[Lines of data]

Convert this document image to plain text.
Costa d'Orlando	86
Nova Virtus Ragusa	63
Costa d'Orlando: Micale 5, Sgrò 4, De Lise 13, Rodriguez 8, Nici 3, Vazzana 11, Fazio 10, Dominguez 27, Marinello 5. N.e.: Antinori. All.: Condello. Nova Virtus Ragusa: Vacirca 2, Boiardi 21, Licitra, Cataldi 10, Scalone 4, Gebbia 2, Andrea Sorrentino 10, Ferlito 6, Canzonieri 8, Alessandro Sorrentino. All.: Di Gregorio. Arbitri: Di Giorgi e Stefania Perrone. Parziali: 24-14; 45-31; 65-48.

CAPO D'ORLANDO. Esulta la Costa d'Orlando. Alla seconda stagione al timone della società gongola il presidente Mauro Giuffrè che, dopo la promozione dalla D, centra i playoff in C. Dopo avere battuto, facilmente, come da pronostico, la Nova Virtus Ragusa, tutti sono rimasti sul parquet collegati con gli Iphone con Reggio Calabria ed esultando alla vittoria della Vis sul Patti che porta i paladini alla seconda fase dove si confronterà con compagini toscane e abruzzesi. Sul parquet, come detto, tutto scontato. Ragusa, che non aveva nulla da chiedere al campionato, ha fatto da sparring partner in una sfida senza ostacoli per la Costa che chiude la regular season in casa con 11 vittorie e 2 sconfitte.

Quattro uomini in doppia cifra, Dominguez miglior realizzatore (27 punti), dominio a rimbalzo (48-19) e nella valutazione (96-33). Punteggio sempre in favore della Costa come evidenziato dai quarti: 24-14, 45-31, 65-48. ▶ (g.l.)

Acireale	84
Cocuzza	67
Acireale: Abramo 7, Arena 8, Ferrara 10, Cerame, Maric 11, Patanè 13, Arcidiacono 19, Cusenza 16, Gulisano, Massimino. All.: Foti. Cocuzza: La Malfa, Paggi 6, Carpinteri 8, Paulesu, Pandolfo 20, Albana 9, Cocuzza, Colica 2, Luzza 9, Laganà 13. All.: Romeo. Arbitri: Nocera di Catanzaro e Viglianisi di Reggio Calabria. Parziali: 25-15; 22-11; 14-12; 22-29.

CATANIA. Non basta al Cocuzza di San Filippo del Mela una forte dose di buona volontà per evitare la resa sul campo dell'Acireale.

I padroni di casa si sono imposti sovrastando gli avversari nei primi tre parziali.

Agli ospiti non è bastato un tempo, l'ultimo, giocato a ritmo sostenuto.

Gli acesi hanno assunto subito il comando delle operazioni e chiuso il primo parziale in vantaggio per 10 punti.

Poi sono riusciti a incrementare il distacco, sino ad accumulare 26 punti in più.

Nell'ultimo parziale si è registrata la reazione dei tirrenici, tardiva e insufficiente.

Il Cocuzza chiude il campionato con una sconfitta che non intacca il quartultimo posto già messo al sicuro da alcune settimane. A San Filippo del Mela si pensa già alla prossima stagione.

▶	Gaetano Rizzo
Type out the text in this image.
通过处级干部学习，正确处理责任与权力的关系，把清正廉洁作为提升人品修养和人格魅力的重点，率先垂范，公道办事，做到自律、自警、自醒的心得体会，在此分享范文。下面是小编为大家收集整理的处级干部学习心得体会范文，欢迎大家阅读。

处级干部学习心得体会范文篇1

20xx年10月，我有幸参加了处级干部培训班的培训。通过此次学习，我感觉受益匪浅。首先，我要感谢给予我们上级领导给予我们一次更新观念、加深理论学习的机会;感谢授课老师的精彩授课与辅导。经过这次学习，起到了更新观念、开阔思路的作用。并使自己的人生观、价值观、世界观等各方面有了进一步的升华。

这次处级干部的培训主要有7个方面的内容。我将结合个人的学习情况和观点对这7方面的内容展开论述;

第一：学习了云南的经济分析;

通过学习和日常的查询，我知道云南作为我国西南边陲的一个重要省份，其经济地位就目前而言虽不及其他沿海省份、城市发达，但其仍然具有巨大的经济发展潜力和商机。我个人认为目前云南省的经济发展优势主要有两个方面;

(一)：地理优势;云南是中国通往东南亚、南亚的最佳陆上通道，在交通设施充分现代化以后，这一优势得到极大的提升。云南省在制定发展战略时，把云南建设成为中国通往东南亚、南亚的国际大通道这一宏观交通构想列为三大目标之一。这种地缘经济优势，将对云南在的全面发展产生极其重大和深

Directions
In the lines above, find each one with "Acireale" and list it.

The output
Acireale	84
Acireale: Abramo 7, Arena 8, Ferrara 10, Cerame, Maric 11, Patanè 13, Arcidiacono 19, Cusenza 16, Gulisano, Massimino. All.: Foti. Cocuzza: La Malfa, Paggi 6, Carpinteri 8, Paulesu, Pandolfo 20, Albana 9, Cocuzza, Colica 2, Luzza 9, Laganà 13. All.: Romeo. Arbitri: Nocera di Catanzaro e Viglianisi di Reggio Calabria. Parziali: 25-15; 22-11; 14-12; 22-29.
CATANIA. Non basta al Cocuzza di San Filippo del Mela una forte dose di buona volontà per evitare la resa sul campo dell'Acireale.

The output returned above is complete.